= WHAT IS ASKED =
List each line of the data that holds the word "LTDA".

(Extracted records)
====

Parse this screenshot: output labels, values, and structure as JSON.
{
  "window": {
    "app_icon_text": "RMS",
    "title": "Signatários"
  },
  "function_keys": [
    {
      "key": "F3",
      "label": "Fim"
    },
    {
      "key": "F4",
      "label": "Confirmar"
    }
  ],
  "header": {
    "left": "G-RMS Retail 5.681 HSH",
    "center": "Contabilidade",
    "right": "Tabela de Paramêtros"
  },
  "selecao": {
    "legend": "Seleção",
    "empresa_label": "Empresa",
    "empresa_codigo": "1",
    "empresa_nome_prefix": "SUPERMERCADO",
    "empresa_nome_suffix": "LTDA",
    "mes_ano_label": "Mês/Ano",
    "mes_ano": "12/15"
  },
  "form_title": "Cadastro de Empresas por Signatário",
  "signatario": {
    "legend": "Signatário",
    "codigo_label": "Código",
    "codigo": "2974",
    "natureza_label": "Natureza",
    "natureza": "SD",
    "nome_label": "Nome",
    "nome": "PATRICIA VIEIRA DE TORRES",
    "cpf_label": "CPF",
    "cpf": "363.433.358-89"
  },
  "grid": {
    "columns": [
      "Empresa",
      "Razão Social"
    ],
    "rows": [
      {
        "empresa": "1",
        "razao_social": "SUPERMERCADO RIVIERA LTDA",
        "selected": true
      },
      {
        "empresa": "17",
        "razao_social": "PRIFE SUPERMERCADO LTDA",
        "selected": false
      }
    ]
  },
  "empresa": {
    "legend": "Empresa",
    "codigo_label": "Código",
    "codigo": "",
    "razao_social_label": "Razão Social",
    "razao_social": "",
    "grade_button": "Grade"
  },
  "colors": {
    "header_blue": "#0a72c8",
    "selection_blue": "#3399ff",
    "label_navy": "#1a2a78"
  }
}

====

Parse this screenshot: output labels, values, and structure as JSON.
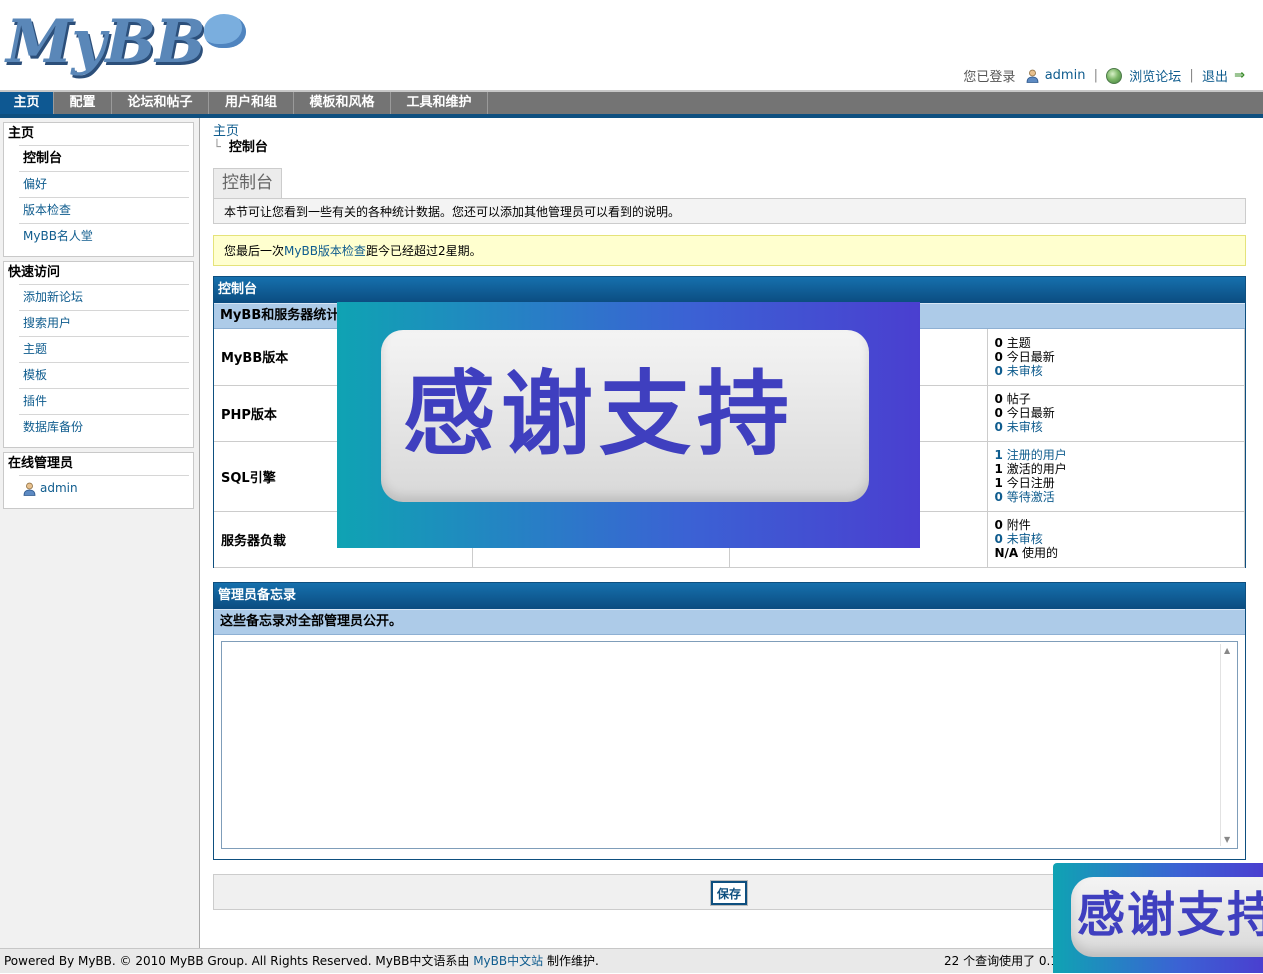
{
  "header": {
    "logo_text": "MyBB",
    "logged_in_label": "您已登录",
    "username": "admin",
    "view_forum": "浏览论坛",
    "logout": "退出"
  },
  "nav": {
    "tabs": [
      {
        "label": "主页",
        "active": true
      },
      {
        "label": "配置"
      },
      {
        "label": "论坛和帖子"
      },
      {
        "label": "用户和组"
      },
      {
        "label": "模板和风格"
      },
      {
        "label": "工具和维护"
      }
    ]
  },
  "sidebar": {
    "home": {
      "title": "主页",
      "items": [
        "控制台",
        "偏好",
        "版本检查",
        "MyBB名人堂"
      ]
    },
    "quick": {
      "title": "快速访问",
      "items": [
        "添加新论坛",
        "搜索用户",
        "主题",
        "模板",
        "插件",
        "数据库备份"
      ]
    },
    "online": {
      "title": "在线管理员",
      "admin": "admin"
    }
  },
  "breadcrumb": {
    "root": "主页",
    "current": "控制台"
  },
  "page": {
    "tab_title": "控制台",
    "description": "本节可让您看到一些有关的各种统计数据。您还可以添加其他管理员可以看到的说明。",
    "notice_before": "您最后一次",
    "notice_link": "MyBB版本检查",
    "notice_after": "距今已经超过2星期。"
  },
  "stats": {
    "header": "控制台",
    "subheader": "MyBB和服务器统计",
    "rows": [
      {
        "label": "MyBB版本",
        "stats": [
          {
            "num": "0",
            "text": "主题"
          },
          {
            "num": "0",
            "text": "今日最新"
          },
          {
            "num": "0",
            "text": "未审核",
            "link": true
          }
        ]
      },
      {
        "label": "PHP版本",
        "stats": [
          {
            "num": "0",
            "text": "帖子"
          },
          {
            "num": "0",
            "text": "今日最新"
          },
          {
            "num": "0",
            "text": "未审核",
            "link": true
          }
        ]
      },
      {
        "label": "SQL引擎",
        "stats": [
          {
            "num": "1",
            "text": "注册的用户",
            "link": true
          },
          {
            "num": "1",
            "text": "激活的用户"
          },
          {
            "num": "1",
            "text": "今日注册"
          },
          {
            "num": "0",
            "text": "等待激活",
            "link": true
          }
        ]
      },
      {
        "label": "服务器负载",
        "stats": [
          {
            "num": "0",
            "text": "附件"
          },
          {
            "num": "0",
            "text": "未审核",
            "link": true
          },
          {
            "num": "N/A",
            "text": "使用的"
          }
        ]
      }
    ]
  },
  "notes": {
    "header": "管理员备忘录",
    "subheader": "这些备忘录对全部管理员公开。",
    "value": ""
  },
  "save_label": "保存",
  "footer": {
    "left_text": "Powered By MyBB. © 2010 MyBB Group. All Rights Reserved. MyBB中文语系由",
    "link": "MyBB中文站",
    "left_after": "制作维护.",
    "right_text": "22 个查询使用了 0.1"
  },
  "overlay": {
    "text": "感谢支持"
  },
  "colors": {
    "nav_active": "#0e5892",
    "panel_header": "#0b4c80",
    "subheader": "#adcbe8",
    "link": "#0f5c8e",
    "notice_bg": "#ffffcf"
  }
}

====

= PROBLEM SOLUTION =
    "empresa_nome_suffix": "LTDA",
        "razao_social": "SUPERMERCADO RIVIERA LTDA",
        "razao_social": "PRIFE SUPERMERCADO LTDA",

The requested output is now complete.